_Task description_. Set down each line of the data below exactly as it stands, dropping the pictures.

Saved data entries
○ ○ ○ ○
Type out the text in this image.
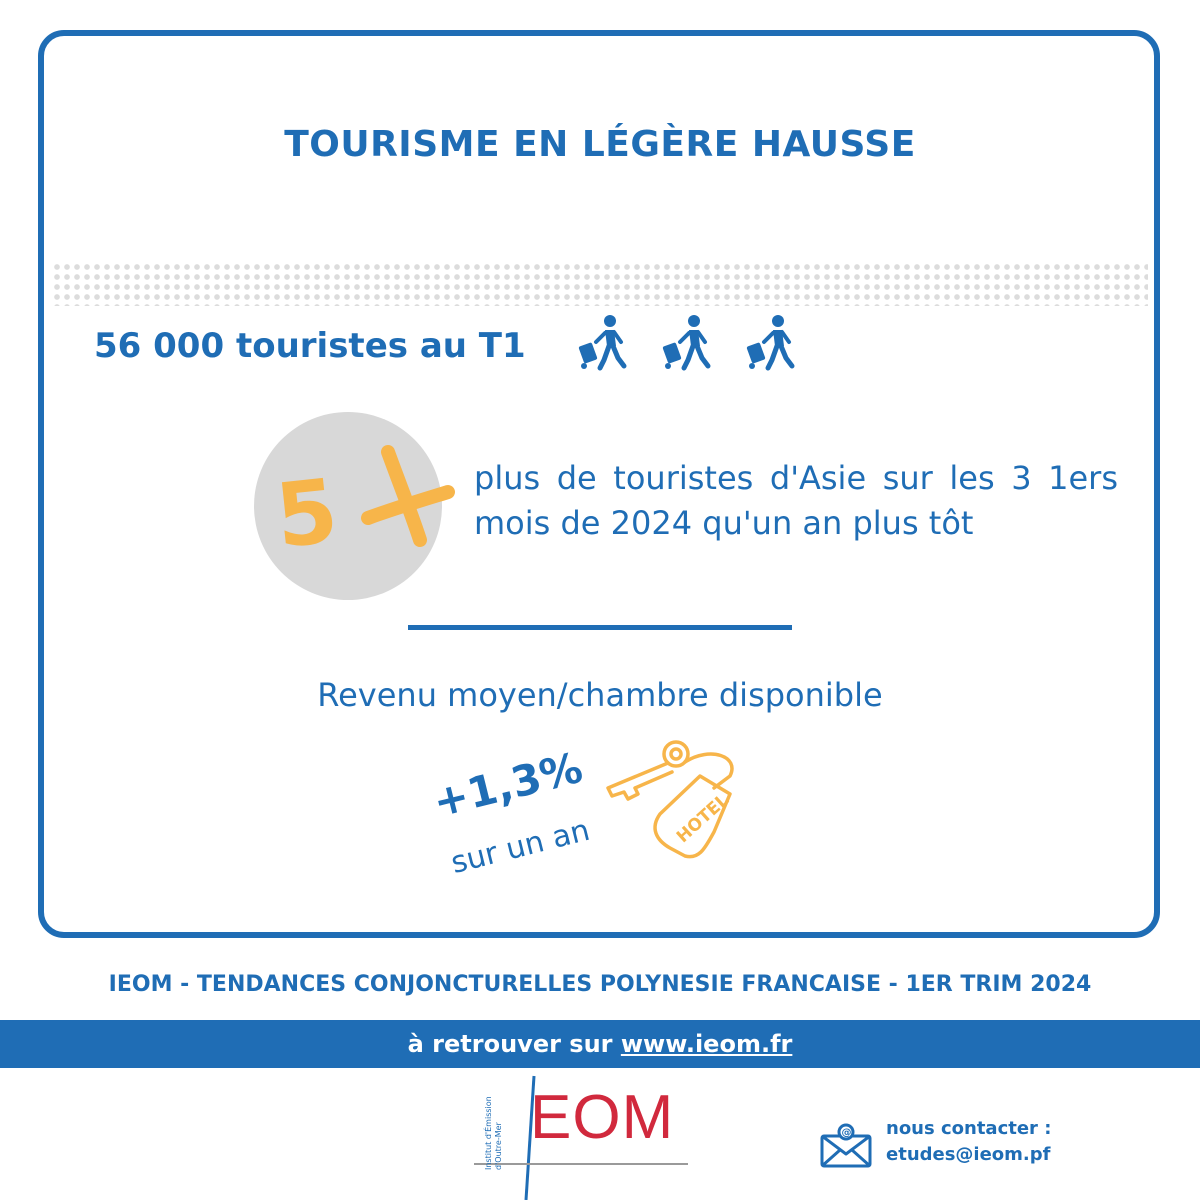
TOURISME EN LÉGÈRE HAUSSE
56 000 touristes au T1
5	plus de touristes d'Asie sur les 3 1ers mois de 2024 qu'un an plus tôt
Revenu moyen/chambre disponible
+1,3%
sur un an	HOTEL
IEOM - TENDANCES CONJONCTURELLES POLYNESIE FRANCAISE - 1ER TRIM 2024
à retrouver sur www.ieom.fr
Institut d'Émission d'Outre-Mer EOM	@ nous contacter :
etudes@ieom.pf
○ ○ ○ ○
_Exercise result_.
Type out the text in this image.
TOURISME EN LÉGÈRE HAUSSE
56 000 touristes au T1
5	plus de touristes d'Asie sur les 3 1ers mois de 2024 qu'un an plus tôt
Revenu moyen/chambre disponible
+1,3%
sur un an	HOTEL
IEOM - TENDANCES CONJONCTURELLES POLYNESIE FRANCAISE - 1ER TRIM 2024
à retrouver sur www.ieom.fr
Institut d'Émission d'Outre-Mer EOM	@ nous contacter :
etudes@ieom.pf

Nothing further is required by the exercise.